WHAT YOU NEED TO DO: Identify every line in the records below that contains the word "into", and copy each of those lines.

----------

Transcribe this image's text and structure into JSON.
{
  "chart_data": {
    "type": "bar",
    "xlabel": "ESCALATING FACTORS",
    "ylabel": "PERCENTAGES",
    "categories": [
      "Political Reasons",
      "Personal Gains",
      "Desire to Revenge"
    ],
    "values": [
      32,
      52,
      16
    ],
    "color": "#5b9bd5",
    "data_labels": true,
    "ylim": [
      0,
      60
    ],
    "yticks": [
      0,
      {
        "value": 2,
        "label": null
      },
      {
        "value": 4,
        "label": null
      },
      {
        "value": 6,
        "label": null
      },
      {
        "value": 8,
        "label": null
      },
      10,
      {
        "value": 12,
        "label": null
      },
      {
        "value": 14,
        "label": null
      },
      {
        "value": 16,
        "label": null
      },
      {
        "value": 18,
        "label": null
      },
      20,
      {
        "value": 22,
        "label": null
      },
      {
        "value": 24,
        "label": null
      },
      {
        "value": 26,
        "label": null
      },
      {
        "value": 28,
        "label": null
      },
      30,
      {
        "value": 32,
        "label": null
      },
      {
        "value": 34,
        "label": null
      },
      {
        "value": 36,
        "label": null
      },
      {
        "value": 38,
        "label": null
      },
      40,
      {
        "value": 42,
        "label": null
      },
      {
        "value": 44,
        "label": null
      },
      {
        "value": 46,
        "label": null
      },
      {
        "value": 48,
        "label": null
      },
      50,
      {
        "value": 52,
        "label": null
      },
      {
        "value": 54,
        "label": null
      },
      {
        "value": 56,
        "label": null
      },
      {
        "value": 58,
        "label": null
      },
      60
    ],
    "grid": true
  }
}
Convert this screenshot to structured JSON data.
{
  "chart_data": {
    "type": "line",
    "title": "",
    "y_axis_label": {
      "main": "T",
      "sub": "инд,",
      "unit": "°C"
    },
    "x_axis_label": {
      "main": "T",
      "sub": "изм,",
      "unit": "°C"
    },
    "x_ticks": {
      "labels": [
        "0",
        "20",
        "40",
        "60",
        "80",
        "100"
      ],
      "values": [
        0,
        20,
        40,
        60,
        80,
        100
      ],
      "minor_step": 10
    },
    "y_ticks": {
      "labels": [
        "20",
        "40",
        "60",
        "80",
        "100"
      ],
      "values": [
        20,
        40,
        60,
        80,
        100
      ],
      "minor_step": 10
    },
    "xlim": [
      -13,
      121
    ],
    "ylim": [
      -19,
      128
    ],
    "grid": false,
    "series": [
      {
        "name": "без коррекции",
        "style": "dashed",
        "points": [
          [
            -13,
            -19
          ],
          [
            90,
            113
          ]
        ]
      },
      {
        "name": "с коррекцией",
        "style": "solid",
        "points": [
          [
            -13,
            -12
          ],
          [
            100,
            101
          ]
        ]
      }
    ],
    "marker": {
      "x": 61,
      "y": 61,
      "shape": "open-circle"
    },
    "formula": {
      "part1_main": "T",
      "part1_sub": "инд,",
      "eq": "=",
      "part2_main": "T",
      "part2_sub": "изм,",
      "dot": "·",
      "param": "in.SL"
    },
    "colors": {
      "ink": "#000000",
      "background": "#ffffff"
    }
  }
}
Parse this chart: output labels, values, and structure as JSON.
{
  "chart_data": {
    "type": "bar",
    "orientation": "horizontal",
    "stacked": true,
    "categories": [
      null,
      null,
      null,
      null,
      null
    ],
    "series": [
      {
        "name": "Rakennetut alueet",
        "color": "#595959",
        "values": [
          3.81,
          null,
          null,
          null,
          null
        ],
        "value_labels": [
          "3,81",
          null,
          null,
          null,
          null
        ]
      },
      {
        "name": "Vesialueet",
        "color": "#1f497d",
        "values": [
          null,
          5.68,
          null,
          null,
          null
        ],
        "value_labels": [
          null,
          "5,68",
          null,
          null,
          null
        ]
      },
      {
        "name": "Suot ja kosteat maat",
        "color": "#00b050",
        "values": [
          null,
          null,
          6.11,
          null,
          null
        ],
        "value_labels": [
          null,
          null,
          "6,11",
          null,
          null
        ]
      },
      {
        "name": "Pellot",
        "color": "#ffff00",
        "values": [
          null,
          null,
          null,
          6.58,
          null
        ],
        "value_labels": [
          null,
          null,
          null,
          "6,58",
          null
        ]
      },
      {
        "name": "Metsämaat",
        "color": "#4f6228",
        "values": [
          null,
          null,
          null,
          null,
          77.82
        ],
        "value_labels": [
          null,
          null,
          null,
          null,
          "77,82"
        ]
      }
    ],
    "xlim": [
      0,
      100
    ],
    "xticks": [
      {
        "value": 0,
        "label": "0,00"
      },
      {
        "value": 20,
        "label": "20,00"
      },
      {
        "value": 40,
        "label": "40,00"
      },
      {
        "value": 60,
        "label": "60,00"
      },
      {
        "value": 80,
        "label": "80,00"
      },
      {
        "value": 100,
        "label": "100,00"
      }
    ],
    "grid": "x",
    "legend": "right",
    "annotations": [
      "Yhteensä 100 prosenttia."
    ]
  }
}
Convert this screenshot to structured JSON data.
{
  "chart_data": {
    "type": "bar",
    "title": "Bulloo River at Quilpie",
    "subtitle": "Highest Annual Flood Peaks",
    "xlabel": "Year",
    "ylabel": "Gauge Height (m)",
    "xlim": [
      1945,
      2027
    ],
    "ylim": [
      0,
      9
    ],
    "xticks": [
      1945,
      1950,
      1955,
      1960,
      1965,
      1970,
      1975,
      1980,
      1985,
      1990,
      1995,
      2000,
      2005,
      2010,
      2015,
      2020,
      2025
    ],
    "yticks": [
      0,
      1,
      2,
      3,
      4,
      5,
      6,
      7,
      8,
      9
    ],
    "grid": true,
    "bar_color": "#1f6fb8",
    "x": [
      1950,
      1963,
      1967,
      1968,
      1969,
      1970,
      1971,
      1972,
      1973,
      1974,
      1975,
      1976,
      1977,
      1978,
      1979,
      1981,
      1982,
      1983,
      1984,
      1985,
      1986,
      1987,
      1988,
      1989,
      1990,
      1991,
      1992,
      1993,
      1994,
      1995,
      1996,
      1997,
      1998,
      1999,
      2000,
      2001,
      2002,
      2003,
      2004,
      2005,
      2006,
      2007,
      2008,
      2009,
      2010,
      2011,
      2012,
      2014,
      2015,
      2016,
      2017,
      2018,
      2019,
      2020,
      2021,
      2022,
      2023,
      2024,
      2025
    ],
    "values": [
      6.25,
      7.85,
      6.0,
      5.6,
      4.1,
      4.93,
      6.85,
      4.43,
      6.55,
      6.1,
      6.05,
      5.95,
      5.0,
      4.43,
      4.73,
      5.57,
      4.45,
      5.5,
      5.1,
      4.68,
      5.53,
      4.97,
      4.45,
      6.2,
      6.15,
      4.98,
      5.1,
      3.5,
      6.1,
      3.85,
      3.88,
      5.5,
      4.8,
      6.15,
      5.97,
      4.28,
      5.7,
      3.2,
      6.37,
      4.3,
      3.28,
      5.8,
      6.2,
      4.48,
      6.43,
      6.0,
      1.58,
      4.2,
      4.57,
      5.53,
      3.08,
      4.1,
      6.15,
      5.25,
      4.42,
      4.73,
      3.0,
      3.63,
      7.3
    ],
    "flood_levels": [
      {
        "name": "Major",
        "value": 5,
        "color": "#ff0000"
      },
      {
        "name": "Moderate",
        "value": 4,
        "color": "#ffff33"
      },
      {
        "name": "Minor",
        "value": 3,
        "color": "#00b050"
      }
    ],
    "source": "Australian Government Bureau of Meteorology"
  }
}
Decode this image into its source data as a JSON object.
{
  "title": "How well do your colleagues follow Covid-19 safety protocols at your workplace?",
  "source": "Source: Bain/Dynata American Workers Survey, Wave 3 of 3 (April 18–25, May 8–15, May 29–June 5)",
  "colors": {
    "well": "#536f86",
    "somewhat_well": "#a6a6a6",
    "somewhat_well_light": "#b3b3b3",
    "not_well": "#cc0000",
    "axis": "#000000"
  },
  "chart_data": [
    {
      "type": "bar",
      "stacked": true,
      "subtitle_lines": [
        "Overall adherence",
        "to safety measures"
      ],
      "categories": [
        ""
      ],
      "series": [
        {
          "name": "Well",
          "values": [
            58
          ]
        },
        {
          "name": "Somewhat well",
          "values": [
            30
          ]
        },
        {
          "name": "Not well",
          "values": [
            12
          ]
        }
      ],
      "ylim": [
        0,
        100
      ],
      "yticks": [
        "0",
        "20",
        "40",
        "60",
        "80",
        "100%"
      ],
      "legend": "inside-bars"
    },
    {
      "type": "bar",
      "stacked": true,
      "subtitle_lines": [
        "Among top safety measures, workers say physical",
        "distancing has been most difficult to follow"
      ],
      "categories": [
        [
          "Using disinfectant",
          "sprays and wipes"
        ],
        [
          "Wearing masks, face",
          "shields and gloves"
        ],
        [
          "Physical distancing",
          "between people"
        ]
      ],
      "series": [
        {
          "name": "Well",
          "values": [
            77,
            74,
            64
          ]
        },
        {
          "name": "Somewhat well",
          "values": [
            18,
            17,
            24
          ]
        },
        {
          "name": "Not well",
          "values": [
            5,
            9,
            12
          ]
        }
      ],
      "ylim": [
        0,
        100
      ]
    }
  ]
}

----------

REPLY TO THE TASK:
Transcribe this image's text and structure into JSON.
Decode this image into its source data as a JSON object.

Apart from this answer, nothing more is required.